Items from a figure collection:
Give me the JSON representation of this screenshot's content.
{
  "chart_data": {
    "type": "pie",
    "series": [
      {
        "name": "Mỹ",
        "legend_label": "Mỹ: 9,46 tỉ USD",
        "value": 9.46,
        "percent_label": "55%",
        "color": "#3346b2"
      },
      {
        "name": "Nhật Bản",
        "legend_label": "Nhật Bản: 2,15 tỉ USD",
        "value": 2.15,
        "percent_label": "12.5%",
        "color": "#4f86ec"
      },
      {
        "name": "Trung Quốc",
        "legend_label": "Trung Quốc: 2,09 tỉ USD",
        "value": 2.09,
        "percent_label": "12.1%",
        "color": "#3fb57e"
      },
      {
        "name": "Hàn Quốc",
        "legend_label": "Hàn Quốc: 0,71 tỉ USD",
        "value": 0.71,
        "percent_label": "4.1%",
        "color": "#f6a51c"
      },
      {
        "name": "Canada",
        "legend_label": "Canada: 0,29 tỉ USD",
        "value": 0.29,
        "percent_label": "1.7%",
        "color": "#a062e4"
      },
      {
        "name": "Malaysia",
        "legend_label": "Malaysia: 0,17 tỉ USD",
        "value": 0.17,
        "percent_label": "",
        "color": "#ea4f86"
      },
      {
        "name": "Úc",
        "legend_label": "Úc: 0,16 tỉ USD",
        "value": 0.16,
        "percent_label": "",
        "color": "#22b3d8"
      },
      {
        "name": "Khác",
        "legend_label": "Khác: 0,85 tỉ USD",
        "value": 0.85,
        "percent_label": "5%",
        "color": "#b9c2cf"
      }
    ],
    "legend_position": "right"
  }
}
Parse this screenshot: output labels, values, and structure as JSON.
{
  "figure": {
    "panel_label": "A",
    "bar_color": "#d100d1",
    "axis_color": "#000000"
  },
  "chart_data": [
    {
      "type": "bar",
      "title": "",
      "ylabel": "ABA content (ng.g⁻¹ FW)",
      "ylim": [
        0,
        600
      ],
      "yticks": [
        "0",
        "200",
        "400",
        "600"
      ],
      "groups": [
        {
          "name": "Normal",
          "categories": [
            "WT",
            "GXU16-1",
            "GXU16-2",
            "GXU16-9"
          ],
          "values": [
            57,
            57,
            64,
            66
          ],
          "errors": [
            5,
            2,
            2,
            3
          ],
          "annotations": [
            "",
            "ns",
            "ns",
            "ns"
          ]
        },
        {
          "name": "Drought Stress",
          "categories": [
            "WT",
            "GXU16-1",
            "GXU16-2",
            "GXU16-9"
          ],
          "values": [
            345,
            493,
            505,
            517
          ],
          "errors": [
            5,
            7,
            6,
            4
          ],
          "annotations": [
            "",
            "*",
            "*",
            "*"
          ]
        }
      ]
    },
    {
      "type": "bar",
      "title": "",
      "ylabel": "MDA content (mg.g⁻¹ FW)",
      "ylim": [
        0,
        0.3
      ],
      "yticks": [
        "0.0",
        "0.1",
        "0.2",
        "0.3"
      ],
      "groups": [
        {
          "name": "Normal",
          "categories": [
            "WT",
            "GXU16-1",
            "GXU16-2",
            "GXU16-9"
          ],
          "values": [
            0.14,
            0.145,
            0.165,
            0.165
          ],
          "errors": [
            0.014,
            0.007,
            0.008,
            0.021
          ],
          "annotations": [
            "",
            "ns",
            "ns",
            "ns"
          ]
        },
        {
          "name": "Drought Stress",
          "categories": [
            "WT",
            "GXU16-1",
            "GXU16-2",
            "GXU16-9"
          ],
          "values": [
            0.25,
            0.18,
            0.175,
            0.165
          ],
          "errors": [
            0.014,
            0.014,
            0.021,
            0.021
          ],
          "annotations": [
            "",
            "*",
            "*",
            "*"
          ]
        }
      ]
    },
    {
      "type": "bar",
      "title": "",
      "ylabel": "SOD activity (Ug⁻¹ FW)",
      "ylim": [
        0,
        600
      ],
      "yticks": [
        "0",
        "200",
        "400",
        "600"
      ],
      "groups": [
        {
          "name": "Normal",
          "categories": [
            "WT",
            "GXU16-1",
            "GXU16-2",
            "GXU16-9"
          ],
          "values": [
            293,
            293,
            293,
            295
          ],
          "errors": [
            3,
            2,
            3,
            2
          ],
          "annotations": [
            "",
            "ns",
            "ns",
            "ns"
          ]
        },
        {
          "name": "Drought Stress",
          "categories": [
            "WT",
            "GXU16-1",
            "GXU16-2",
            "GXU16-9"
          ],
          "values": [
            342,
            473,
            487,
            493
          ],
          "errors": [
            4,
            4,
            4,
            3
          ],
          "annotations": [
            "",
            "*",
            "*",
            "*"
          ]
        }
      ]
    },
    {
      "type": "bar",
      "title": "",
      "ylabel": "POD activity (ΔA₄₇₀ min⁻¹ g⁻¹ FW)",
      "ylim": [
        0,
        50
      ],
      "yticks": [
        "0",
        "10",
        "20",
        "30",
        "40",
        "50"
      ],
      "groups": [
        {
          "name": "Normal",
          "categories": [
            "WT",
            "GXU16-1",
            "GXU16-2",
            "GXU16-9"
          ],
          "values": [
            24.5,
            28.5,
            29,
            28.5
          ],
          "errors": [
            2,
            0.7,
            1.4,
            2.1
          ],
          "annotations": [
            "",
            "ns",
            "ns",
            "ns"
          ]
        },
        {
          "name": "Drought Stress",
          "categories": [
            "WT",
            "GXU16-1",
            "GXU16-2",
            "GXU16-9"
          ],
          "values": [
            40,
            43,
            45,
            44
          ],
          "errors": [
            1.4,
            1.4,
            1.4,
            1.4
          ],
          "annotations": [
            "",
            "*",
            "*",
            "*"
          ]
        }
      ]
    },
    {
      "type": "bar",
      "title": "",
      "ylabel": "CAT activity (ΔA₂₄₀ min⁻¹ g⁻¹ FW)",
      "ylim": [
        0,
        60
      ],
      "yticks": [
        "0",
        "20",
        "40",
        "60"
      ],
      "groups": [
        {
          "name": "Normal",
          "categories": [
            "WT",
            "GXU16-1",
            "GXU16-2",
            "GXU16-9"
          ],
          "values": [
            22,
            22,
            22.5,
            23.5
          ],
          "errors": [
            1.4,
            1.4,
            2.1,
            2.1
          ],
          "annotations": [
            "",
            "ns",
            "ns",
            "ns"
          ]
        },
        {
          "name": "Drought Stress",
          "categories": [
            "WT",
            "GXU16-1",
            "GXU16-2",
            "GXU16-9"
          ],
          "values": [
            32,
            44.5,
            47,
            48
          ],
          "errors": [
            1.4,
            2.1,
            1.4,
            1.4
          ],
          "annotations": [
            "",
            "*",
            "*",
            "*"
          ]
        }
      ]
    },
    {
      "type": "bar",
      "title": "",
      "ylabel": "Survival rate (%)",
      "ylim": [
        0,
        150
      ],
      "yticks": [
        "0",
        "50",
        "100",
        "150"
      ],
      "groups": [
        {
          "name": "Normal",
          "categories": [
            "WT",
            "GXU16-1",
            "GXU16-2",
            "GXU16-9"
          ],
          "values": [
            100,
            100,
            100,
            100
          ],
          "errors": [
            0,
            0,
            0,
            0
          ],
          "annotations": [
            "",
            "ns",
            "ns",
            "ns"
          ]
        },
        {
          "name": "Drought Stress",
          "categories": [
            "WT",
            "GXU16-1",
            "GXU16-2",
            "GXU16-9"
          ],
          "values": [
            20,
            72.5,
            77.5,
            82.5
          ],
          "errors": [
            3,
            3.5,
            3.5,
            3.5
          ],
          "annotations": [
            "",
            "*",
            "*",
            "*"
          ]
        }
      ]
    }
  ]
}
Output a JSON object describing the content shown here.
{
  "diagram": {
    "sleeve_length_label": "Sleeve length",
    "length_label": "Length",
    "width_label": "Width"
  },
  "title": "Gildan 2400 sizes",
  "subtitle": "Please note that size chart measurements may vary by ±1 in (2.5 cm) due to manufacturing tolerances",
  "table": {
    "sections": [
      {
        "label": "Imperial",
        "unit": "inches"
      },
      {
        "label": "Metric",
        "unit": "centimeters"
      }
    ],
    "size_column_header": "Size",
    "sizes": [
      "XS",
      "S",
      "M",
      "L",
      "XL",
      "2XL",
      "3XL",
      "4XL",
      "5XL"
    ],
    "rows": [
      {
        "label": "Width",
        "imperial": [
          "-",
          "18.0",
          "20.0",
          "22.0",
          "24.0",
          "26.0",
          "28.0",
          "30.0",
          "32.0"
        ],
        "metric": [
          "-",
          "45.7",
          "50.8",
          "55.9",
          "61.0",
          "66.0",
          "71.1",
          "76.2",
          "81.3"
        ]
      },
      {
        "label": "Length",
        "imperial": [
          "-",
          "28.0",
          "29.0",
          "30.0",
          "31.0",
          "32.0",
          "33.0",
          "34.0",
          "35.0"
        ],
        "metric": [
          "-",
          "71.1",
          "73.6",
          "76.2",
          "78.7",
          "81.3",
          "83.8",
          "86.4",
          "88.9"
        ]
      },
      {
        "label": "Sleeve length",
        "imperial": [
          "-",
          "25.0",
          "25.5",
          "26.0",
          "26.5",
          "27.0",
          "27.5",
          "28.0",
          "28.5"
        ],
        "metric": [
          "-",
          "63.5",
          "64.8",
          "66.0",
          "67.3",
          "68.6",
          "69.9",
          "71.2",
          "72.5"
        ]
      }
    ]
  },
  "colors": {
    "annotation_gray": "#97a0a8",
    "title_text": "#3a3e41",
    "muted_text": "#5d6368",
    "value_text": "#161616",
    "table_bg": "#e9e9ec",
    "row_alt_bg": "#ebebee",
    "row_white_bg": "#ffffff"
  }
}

*Task to complete*:
Look through the entries above for the word "Sleeve". Copy every line where it shows up.

*Written solution*:
    "sleeve_length_label": "Sleeve length",
        "label": "Sleeve length",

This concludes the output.